Exercise directions: Every line that contains the word "icon" should be copied out.

Start

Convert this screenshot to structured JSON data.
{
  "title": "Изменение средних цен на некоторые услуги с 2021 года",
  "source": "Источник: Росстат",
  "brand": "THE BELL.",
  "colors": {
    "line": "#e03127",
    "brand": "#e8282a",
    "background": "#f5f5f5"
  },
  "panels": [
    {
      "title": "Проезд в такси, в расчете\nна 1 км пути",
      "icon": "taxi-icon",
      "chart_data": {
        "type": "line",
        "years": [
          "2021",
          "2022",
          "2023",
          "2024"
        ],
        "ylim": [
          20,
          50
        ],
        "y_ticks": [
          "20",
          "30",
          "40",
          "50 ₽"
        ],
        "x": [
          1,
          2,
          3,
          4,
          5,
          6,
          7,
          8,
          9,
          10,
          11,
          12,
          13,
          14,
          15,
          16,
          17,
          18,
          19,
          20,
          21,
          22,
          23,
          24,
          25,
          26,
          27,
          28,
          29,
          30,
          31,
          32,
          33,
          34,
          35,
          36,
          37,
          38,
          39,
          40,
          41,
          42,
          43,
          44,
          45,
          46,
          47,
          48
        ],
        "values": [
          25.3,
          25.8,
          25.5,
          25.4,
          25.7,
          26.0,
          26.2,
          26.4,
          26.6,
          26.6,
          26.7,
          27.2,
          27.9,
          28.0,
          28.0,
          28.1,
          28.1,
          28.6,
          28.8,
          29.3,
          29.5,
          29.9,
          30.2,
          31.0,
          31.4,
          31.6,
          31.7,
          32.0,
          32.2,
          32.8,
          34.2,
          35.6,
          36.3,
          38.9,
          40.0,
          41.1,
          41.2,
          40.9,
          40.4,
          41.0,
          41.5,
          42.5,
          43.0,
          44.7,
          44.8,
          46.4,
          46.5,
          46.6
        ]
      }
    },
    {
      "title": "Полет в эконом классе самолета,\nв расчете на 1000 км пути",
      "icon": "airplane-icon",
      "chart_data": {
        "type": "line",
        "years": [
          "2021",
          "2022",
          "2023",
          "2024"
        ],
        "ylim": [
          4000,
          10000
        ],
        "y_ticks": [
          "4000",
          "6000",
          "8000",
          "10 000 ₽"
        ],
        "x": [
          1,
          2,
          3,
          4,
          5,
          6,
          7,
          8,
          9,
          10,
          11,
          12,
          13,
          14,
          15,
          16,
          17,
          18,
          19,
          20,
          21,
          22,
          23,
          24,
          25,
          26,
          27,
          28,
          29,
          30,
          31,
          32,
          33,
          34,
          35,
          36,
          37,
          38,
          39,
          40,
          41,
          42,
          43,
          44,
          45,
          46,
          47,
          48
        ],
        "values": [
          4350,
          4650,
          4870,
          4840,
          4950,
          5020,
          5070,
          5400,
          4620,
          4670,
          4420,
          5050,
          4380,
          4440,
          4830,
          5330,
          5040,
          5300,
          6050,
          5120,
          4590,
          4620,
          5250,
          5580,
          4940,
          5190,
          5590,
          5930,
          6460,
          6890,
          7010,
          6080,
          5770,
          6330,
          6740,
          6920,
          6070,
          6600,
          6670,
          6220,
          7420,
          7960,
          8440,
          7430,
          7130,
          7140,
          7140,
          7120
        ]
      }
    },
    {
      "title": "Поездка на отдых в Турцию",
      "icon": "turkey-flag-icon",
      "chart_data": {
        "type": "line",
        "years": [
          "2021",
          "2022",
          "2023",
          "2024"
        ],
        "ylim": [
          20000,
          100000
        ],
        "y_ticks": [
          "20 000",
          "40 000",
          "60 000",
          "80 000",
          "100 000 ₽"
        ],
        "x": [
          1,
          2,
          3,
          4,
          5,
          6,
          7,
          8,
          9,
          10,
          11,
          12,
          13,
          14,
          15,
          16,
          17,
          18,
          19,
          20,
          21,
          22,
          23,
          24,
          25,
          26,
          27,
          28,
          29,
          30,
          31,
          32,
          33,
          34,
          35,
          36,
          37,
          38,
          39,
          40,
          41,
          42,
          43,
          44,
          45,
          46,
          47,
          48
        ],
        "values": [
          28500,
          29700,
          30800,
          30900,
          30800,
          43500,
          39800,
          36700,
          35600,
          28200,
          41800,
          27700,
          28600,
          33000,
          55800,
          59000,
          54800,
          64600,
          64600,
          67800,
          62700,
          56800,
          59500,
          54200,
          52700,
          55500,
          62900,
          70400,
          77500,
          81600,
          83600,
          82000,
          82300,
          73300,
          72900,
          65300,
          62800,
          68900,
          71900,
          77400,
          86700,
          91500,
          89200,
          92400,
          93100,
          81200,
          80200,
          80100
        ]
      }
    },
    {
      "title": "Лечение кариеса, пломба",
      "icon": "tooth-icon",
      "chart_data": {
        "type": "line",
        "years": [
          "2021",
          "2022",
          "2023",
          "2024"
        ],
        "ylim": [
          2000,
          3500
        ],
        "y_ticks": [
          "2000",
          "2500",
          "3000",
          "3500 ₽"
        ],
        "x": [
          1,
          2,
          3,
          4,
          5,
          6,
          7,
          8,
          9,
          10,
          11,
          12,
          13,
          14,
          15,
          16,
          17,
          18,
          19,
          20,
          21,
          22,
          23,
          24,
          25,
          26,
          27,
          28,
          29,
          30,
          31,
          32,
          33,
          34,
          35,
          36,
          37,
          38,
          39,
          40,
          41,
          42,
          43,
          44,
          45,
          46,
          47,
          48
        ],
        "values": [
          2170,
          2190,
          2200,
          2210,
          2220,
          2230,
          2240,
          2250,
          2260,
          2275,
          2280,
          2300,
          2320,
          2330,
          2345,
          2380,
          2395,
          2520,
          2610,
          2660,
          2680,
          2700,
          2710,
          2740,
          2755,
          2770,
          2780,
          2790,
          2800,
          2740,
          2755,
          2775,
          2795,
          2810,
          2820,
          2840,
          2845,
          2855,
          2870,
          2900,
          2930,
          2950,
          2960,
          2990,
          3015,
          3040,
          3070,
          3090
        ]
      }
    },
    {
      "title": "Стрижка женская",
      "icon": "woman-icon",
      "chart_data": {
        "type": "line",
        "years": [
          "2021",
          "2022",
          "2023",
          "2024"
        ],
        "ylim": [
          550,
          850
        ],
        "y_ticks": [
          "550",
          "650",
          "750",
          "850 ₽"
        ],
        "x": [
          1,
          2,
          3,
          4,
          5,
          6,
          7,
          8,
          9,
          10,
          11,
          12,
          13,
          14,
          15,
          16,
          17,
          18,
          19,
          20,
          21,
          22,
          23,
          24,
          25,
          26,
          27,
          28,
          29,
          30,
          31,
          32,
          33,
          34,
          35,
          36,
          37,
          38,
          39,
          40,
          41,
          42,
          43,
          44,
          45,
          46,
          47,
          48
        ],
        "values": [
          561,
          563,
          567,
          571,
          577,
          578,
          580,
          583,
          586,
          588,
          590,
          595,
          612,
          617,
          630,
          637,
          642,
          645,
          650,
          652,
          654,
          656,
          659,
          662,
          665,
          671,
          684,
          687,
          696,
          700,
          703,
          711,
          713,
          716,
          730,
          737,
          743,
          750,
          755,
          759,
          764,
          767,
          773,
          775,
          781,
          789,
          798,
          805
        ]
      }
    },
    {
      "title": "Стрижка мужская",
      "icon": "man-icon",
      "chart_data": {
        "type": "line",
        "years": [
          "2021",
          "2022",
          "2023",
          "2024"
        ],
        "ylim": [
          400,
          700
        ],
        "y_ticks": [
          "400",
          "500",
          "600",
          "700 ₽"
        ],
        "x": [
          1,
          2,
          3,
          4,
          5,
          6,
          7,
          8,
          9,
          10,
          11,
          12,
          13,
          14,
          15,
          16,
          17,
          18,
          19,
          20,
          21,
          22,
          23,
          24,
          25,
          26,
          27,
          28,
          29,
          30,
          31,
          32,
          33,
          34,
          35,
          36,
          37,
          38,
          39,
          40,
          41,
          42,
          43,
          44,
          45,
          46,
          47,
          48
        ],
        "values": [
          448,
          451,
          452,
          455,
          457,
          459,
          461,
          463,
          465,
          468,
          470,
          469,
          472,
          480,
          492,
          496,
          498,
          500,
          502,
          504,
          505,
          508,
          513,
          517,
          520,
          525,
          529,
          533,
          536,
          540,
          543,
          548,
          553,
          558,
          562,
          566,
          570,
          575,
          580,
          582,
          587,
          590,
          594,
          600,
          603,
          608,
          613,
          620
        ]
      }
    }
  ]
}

End

Result of the exercise:
      "icon": "taxi-icon",
      "icon": "airplane-icon",
      "icon": "turkey-flag-icon",
      "icon": "tooth-icon",
      "icon": "woman-icon",
      "icon": "man-icon",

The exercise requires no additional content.